Short task >> Report every line below that holds the word "WLAN".

————

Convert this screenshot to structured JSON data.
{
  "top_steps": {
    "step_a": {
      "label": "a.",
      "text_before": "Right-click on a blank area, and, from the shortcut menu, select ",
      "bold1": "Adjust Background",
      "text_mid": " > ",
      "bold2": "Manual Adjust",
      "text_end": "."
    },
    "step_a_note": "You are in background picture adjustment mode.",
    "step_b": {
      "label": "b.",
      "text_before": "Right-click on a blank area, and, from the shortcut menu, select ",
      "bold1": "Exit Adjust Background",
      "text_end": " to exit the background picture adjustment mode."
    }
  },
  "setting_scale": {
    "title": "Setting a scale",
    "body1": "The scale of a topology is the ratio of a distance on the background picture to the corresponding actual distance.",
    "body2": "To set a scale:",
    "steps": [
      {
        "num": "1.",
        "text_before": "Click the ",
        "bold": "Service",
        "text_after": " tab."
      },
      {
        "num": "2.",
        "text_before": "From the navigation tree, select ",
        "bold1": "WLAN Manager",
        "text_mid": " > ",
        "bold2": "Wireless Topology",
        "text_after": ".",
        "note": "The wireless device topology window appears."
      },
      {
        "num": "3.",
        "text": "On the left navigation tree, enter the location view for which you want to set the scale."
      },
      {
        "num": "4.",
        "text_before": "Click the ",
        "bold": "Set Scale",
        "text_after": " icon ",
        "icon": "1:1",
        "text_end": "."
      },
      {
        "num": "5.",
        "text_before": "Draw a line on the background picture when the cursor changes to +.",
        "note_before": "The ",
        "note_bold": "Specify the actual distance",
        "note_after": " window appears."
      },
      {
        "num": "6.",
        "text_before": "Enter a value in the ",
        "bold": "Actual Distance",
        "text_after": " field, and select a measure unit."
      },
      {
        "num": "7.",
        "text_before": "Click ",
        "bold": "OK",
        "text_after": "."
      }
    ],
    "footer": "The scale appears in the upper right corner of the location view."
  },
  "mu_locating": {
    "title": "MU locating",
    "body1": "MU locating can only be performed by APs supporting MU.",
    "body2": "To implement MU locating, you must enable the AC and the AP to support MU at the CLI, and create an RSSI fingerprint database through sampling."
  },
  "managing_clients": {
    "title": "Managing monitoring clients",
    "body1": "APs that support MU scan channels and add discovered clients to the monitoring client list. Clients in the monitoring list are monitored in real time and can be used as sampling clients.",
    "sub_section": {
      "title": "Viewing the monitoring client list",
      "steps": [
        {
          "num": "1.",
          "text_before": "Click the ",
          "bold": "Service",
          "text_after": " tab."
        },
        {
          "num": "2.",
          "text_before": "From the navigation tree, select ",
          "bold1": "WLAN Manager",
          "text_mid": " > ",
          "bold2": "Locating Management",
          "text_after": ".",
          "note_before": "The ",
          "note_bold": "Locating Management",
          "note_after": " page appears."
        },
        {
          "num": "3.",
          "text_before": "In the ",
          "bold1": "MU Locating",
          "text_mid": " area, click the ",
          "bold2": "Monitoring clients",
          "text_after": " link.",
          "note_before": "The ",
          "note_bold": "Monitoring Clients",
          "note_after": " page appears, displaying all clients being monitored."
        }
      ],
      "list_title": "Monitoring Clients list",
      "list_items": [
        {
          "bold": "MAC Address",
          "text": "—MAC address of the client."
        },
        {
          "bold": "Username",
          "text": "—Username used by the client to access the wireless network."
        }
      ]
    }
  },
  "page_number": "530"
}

————

Written answer >>
        "bold1": "WLAN Manager",
          "bold1": "WLAN Manager",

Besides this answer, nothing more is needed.